— WHAT TO DO —
Carry forward the mailing-list thread about machine-readable output from userland utilities, picking up after its final line.

See the start of the thread.
TXT,XML,JSON and HTML are all handled.
I assumed (and Phil confirmed) that YAML *could* be added,
but no one has shown a use-case for it yet.
The point is the API is rich enough to cover it.
Post by Alfred Perlstein
How many utils are converted over at this point?
Only 'w' - as a demo - again see the start of the thread.
We wanted to get buyin before introducing churn.
Post by Alfred Perlstein
Have you seen the GSOC project which aims to do this as well? "machine
I though the GSOC projects were not "approved"?
Post by Alfred Perlstein
readable output from userland utilities" ->
https://www.google-melange.com/gsoc/project/details/google/gsoc2014/zarko_korc
hev/5676830073815040
I took another look - where are the details?
Alfred Perlstein
2014-07-30 19:18:13 UTC
Permalink
The goal of a GSOC project is to get the code into FreeBSD.

— SUPPLIED DATA —

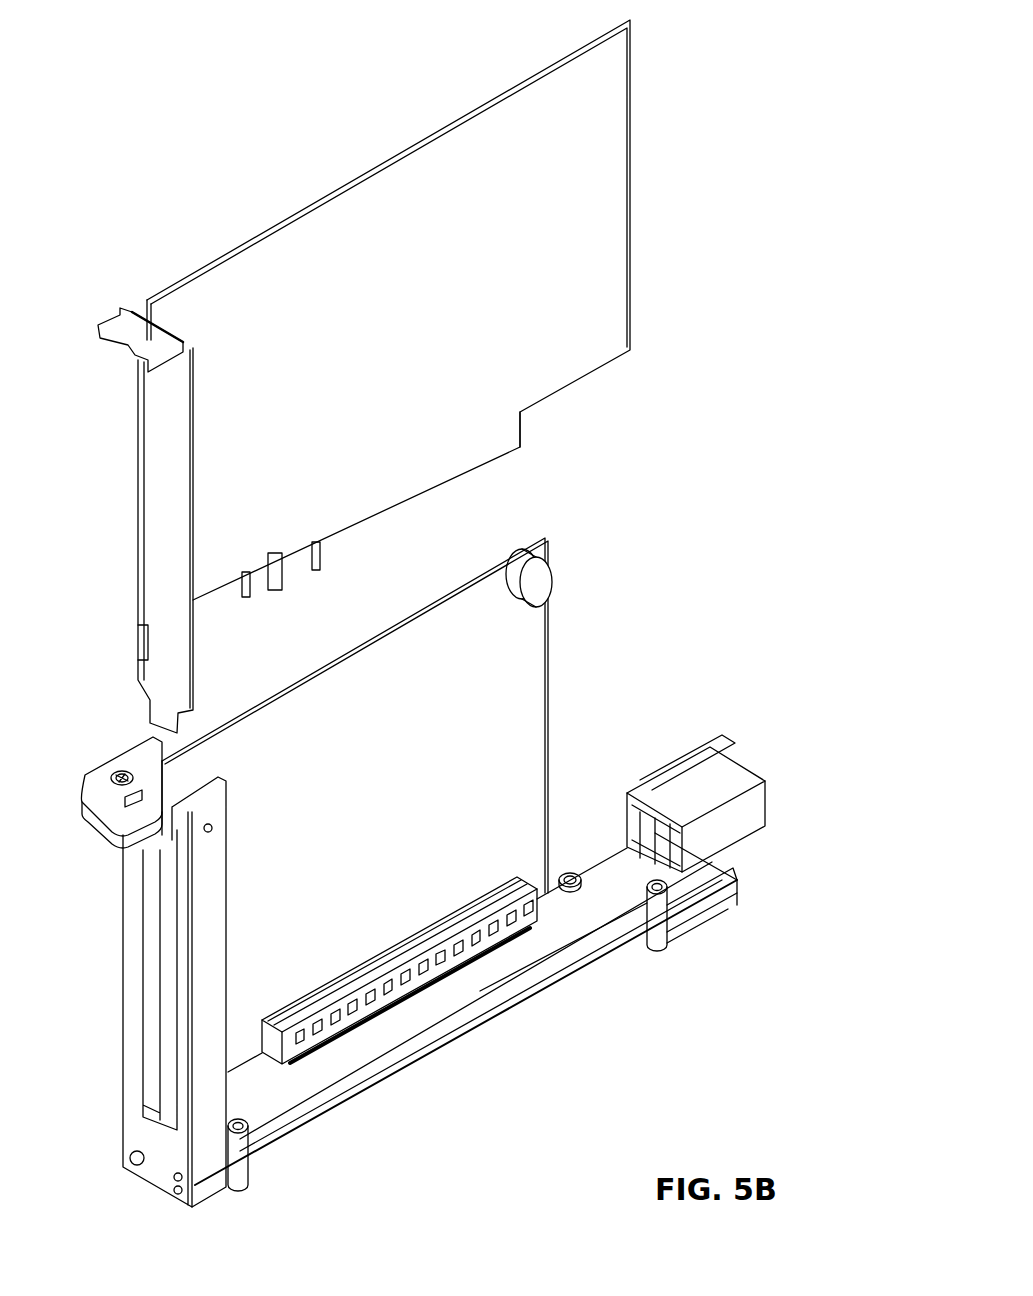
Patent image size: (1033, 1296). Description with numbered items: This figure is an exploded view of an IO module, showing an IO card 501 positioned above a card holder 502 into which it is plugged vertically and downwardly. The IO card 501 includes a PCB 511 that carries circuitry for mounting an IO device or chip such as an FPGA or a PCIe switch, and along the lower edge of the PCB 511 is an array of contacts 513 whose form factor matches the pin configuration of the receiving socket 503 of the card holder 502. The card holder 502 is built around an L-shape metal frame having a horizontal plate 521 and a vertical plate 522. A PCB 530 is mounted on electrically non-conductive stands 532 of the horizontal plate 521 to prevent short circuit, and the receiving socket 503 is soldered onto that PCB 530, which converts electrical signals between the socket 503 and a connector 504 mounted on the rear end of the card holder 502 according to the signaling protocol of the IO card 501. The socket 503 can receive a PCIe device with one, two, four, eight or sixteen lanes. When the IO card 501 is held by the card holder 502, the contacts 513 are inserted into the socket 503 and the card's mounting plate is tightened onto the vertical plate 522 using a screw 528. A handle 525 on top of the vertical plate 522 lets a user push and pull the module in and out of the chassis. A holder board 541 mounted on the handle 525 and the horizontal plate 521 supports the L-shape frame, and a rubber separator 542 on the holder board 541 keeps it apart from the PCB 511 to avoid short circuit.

— FINAL RESULT —
The code can be seen here:
https://socsvn.freebsd.org/socsvn/soc2014/zkorchev/

Since Juniper has many years of experience AND the GSOC project has
many, many utils converted I'm suggesting that Juniper engage in the
review process and help us get the best of both worlds in.

Simon, can you help us with the review and make suggestions on what
needs to be changed/augmented to get the best of both efforts in?

The details for the code are here:
https://socsvn.freebsd.org/socsvn/soc2014/zkorchev/

You should be able to do an svn checkout and then get diffs to see what
is going on. If you require any assistance please let me know.

-Alfred
Post by Simon J. Gerraty
Post by Alfred Perlstein
Is JSON not handled?
See the start of the thread.
TXT,XML,JSON and HTML are all handled.
I assumed (and Phil confirmed) that YAML *could* be added,
but no one has shown a use-case for it yet.
The point is the API is rich enough to cover it.
Post by Alfred Perlstein
How many utils are converted over at this point?
Only 'w' - as a demo - again see the start of the thread.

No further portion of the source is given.